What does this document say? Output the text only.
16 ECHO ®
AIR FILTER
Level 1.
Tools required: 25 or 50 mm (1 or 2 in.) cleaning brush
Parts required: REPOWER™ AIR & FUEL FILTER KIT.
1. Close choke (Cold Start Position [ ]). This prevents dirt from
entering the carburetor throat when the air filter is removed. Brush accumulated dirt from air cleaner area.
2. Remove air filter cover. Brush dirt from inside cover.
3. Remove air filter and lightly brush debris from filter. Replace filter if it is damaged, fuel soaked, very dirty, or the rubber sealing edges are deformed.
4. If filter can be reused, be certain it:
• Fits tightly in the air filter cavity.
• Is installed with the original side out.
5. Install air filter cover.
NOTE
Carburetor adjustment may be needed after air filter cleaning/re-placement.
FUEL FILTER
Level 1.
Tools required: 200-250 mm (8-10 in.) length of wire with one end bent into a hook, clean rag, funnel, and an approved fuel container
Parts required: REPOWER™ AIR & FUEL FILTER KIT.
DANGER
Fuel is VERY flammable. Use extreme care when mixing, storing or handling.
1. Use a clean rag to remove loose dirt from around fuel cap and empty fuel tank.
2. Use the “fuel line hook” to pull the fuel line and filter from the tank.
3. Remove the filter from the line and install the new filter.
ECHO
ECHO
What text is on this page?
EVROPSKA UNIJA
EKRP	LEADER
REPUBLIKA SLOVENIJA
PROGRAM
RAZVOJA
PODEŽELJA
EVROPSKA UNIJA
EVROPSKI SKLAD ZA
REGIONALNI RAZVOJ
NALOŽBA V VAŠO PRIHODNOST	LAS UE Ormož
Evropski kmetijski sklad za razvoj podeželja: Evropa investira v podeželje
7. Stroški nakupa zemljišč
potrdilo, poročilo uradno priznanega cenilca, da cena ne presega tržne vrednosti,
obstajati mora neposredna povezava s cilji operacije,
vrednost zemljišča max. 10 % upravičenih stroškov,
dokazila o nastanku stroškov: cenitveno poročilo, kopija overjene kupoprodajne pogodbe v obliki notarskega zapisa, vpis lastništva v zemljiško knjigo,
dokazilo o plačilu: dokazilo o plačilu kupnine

| Short task |
Repeat the records above exactly.

| Written response |
What does this document say? Output the text only.
16 ECHO ®
AIR FILTER
Level 1.
Tools required: 25 or 50 mm (1 or 2 in.) cleaning brush
Parts required: REPOWER™ AIR & FUEL FILTER KIT.
1. Close choke (Cold Start Position [ ]). This prevents dirt from
entering the carburetor throat when the air filter is removed. Brush accumulated dirt from air cleaner area.
2. Remove air filter cover. Brush dirt from inside cover.
3. Remove air filter and lightly brush debris from filter. Replace filter if it is damaged, fuel soaked, very dirty, or the rubber sealing edges are deformed.
4. If filter can be reused, be certain it:
• Fits tightly in the air filter cavity.
• Is installed with the original side out.
5. Install air filter cover.
NOTE
Carburetor adjustment may be needed after air filter cleaning/re-placement.
FUEL FILTER
Level 1.
Tools required: 200-250 mm (8-10 in.) length of wire with one end bent into a hook, clean rag, funnel, and an approved fuel container
Parts required: REPOWER™ AIR & FUEL FILTER KIT.
DANGER
Fuel is VERY flammable. Use extreme care when mixing, storing or handling.
1. Use a clean rag to remove loose dirt from around fuel cap and empty fuel tank.
2. Use the “fuel line hook” to pull the fuel line and filter from the tank.
3. Remove the filter from the line and install the new filter.
ECHO
ECHO
What text is on this page?
EVROPSKA UNIJA
EKRP	LEADER
REPUBLIKA SLOVENIJA
PROGRAM
RAZVOJA
PODEŽELJA
EVROPSKA UNIJA
EVROPSKI SKLAD ZA
REGIONALNI RAZVOJ
NALOŽBA V VAŠO PRIHODNOST	LAS UE Ormož
Evropski kmetijski sklad za razvoj podeželja: Evropa investira v podeželje
7. Stroški nakupa zemljišč
potrdilo, poročilo uradno priznanega cenilca, da cena ne presega tržne vrednosti,
obstajati mora neposredna povezava s cilji operacije,
vrednost zemljišča max. 10 % upravičenih stroškov,
dokazila o nastanku stroškov: cenitveno poročilo, kopija overjene kupoprodajne pogodbe v obliki notarskega zapisa, vpis lastništva v zemljiško knjigo,
dokazilo o plačilu: dokazilo o plačilu kupnine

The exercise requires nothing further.